--- Aim of the exercise ---
Tally the lines that include "arise". Output the number only.

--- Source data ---
━━━━━━━━━━
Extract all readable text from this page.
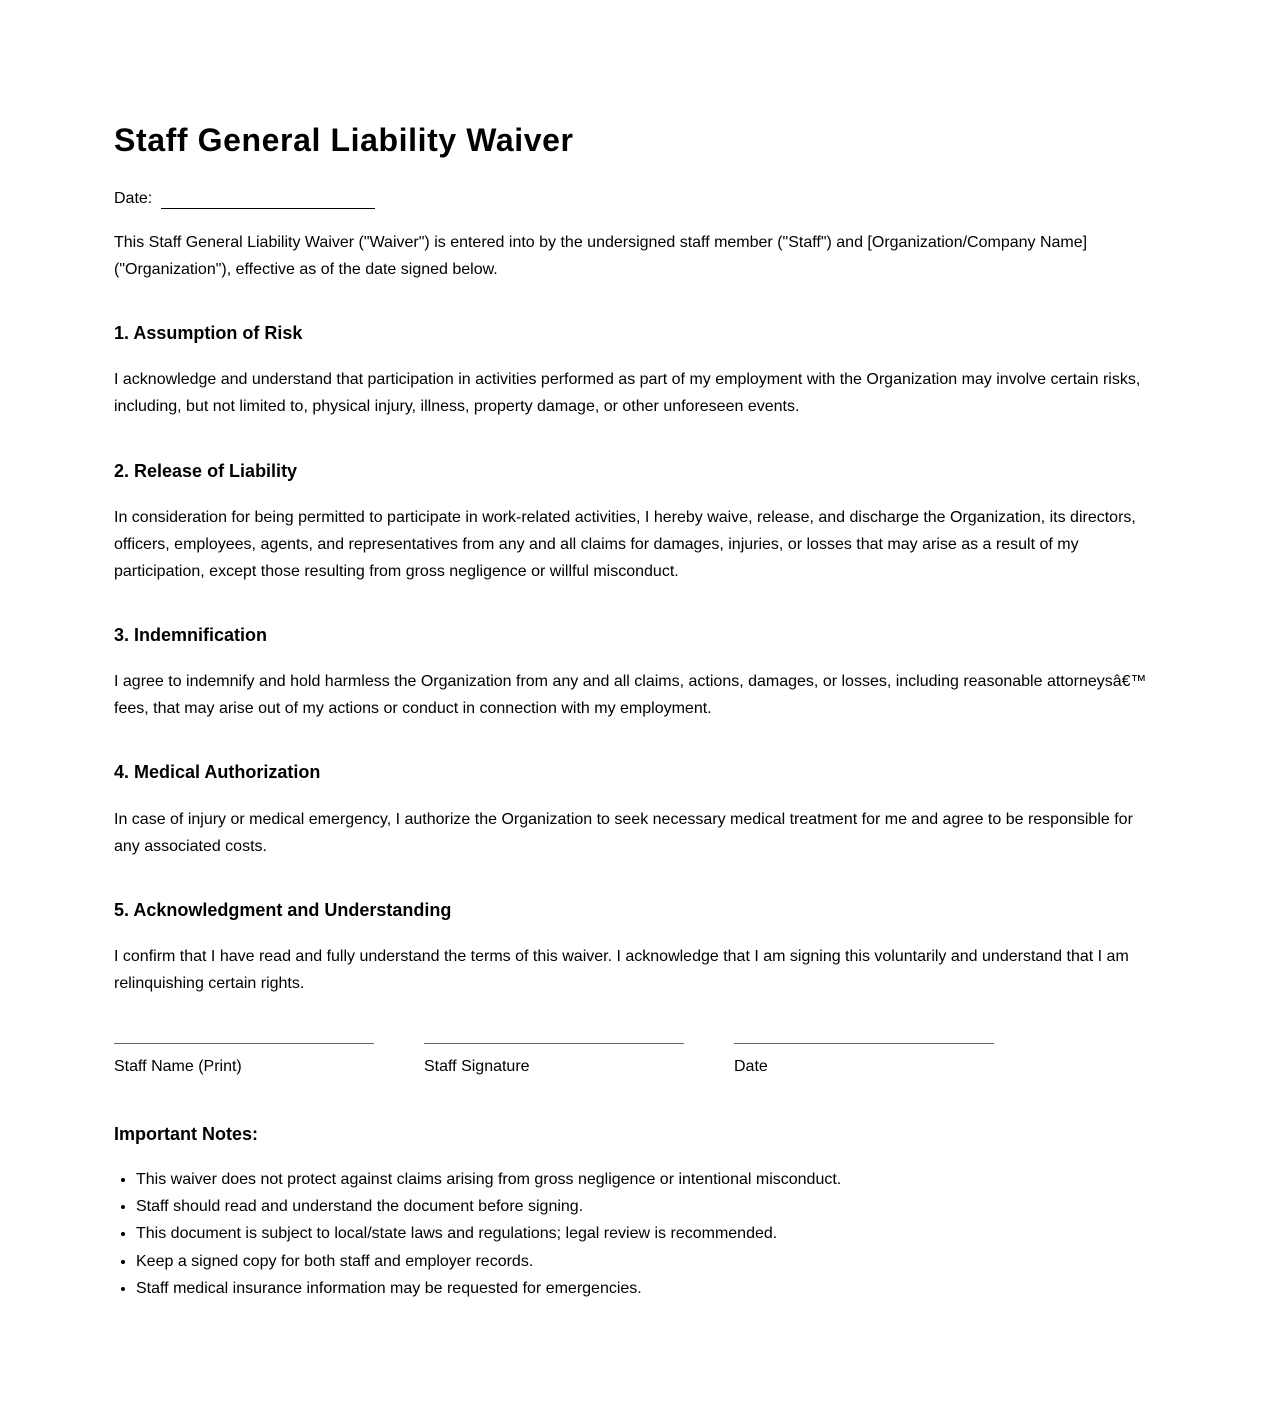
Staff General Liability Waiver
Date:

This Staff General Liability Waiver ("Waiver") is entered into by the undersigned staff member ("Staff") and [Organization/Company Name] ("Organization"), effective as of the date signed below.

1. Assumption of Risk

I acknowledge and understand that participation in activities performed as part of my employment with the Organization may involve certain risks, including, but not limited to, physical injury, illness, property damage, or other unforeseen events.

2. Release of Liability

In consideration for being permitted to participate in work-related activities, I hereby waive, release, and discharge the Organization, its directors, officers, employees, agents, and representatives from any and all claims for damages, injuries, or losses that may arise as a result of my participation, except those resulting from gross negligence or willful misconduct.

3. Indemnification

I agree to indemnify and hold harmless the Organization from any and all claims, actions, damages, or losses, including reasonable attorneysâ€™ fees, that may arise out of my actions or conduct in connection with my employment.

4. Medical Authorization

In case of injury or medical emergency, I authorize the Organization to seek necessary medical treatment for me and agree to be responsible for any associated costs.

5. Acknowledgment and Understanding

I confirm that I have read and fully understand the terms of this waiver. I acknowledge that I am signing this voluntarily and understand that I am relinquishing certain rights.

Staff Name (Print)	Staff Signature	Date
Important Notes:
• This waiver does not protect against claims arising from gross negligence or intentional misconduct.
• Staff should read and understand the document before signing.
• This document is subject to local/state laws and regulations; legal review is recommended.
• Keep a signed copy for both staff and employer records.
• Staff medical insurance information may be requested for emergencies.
━━━━━━━━━━
--- Written response ---
2